> **Records supplied**:
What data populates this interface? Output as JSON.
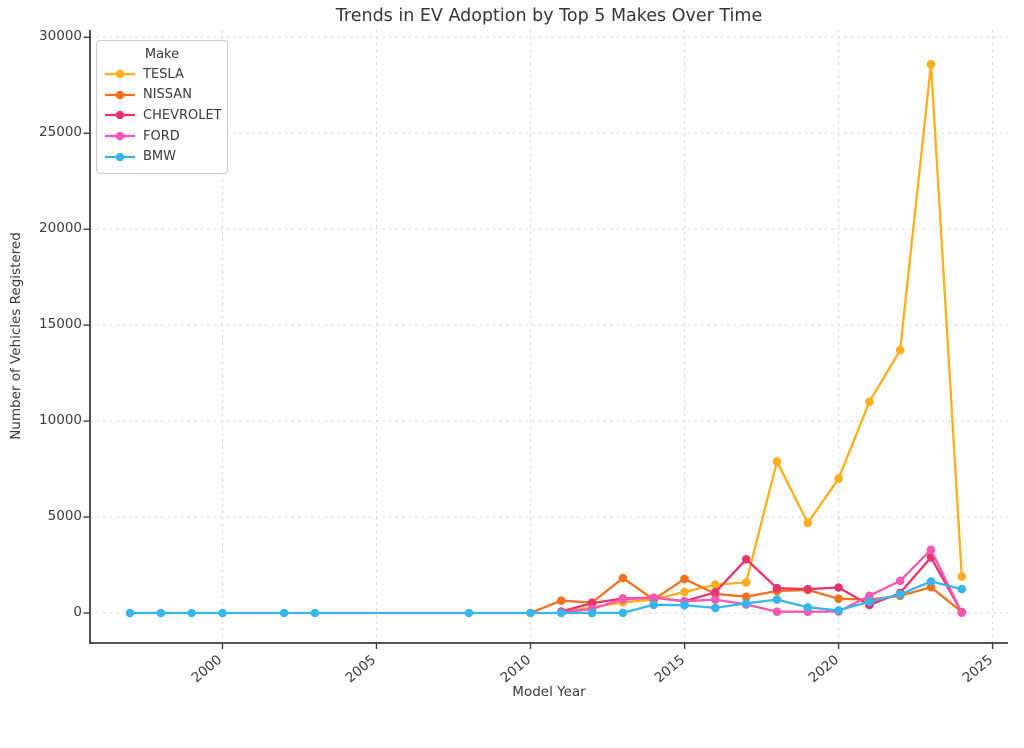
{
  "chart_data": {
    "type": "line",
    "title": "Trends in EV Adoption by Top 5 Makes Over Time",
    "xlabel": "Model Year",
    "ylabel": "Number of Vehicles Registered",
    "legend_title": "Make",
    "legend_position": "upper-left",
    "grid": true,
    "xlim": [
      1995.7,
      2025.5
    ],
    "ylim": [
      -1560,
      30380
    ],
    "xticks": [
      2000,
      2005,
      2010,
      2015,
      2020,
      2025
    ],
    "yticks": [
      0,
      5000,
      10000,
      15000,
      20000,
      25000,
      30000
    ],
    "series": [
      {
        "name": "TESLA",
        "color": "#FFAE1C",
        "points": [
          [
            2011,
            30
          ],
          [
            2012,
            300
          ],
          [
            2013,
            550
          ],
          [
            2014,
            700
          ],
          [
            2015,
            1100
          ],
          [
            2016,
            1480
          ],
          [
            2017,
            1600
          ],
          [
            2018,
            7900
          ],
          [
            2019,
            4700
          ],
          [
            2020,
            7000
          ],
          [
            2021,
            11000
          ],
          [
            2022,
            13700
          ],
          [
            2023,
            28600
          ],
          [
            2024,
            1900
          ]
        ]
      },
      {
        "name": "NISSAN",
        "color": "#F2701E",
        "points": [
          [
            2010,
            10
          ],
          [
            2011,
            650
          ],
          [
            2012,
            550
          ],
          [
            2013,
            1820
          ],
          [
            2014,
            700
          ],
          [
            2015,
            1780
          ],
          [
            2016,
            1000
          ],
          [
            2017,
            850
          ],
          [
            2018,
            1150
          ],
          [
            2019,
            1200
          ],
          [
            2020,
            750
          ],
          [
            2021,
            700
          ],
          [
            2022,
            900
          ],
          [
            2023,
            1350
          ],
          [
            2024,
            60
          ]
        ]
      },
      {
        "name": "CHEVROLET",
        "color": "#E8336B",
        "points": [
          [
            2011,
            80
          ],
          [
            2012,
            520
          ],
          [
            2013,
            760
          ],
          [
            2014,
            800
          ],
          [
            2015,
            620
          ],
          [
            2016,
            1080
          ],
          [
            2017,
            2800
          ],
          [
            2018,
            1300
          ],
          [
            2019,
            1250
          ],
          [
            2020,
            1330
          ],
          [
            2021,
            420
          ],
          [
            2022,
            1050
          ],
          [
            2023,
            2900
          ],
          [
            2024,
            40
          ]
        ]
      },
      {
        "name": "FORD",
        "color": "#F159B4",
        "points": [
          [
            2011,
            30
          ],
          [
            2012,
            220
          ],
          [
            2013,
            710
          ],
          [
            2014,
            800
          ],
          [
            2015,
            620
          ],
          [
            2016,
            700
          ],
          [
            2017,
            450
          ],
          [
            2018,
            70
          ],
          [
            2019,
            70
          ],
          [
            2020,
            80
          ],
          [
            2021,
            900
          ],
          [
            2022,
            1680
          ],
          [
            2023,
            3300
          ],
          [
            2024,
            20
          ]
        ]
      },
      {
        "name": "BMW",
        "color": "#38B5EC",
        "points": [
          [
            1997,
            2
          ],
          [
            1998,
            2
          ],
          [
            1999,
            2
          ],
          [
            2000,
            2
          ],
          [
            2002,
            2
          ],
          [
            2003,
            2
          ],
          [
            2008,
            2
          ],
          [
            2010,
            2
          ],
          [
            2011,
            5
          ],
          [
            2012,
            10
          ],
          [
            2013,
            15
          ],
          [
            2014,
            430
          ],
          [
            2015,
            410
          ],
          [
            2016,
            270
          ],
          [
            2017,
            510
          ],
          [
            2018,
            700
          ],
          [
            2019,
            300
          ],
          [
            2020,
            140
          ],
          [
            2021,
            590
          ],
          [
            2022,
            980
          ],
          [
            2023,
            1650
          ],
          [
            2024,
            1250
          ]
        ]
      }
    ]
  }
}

> **Exercise prompt**:
Reproduce all entries without any change, and omit the pictures.

> **Exercise response**:
What data populates this interface? Output as JSON.
{
  "chart_data": {
    "type": "line",
    "title": "Trends in EV Adoption by Top 5 Makes Over Time",
    "xlabel": "Model Year",
    "ylabel": "Number of Vehicles Registered",
    "legend_title": "Make",
    "legend_position": "upper-left",
    "grid": true,
    "xlim": [
      1995.7,
      2025.5
    ],
    "ylim": [
      -1560,
      30380
    ],
    "xticks": [
      2000,
      2005,
      2010,
      2015,
      2020,
      2025
    ],
    "yticks": [
      0,
      5000,
      10000,
      15000,
      20000,
      25000,
      30000
    ],
    "series": [
      {
        "name": "TESLA",
        "color": "#FFAE1C",
        "points": [
          [
            2011,
            30
          ],
          [
            2012,
            300
          ],
          [
            2013,
            550
          ],
          [
            2014,
            700
          ],
          [
            2015,
            1100
          ],
          [
            2016,
            1480
          ],
          [
            2017,
            1600
          ],
          [
            2018,
            7900
          ],
          [
            2019,
            4700
          ],
          [
            2020,
            7000
          ],
          [
            2021,
            11000
          ],
          [
            2022,
            13700
          ],
          [
            2023,
            28600
          ],
          [
            2024,
            1900
          ]
        ]
      },
      {
        "name": "NISSAN",
        "color": "#F2701E",
        "points": [
          [
            2010,
            10
          ],
          [
            2011,
            650
          ],
          [
            2012,
            550
          ],
          [
            2013,
            1820
          ],
          [
            2014,
            700
          ],
          [
            2015,
            1780
          ],
          [
            2016,
            1000
          ],
          [
            2017,
            850
          ],
          [
            2018,
            1150
          ],
          [
            2019,
            1200
          ],
          [
            2020,
            750
          ],
          [
            2021,
            700
          ],
          [
            2022,
            900
          ],
          [
            2023,
            1350
          ],
          [
            2024,
            60
          ]
        ]
      },
      {
        "name": "CHEVROLET",
        "color": "#E8336B",
        "points": [
          [
            2011,
            80
          ],
          [
            2012,
            520
          ],
          [
            2013,
            760
          ],
          [
            2014,
            800
          ],
          [
            2015,
            620
          ],
          [
            2016,
            1080
          ],
          [
            2017,
            2800
          ],
          [
            2018,
            1300
          ],
          [
            2019,
            1250
          ],
          [
            2020,
            1330
          ],
          [
            2021,
            420
          ],
          [
            2022,
            1050
          ],
          [
            2023,
            2900
          ],
          [
            2024,
            40
          ]
        ]
      },
      {
        "name": "FORD",
        "color": "#F159B4",
        "points": [
          [
            2011,
            30
          ],
          [
            2012,
            220
          ],
          [
            2013,
            710
          ],
          [
            2014,
            800
          ],
          [
            2015,
            620
          ],
          [
            2016,
            700
          ],
          [
            2017,
            450
          ],
          [
            2018,
            70
          ],
          [
            2019,
            70
          ],
          [
            2020,
            80
          ],
          [
            2021,
            900
          ],
          [
            2022,
            1680
          ],
          [
            2023,
            3300
          ],
          [
            2024,
            20
          ]
        ]
      },
      {
        "name": "BMW",
        "color": "#38B5EC",
        "points": [
          [
            1997,
            2
          ],
          [
            1998,
            2
          ],
          [
            1999,
            2
          ],
          [
            2000,
            2
          ],
          [
            2002,
            2
          ],
          [
            2003,
            2
          ],
          [
            2008,
            2
          ],
          [
            2010,
            2
          ],
          [
            2011,
            5
          ],
          [
            2012,
            10
          ],
          [
            2013,
            15
          ],
          [
            2014,
            430
          ],
          [
            2015,
            410
          ],
          [
            2016,
            270
          ],
          [
            2017,
            510
          ],
          [
            2018,
            700
          ],
          [
            2019,
            300
          ],
          [
            2020,
            140
          ],
          [
            2021,
            590
          ],
          [
            2022,
            980
          ],
          [
            2023,
            1650
          ],
          [
            2024,
            1250
          ]
        ]
      }
    ]
  }
}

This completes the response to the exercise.